**DESCRIPTION OF THE TASK:** Locate the string "Lennex" in the listing below. Copy every line where it is found.

Start of DATA PROVIDED

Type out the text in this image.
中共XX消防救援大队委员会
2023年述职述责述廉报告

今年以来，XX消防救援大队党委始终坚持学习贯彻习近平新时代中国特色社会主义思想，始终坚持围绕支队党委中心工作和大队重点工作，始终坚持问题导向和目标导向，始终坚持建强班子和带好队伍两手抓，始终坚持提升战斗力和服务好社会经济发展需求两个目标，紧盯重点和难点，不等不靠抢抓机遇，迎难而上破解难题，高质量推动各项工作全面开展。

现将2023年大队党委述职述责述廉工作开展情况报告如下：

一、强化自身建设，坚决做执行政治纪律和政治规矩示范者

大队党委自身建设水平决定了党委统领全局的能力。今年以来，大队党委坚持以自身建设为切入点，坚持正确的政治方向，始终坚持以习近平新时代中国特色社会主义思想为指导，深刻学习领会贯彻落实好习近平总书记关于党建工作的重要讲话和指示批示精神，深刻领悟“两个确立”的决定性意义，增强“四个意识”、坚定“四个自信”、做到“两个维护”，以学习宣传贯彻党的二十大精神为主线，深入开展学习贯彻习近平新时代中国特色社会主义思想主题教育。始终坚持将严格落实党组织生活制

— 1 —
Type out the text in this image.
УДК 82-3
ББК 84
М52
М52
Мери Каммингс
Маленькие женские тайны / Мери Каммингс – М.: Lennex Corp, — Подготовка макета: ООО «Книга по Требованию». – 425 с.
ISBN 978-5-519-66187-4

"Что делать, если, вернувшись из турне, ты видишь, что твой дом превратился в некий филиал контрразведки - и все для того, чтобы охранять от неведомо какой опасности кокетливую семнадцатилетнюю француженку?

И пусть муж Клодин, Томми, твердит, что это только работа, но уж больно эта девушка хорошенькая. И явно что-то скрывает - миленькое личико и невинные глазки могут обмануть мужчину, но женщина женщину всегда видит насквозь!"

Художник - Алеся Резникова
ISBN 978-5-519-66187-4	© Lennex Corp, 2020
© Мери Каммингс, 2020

End of DATA PROVIDED

**FINISHED ANSWER:**
Маленькие женские тайны / Мери Каммингс – М.: Lennex Corp, — Подготовка макета: ООО «Книга по Требованию». – 425 с.
ISBN 978-5-519-66187-4	© Lennex Corp, 2020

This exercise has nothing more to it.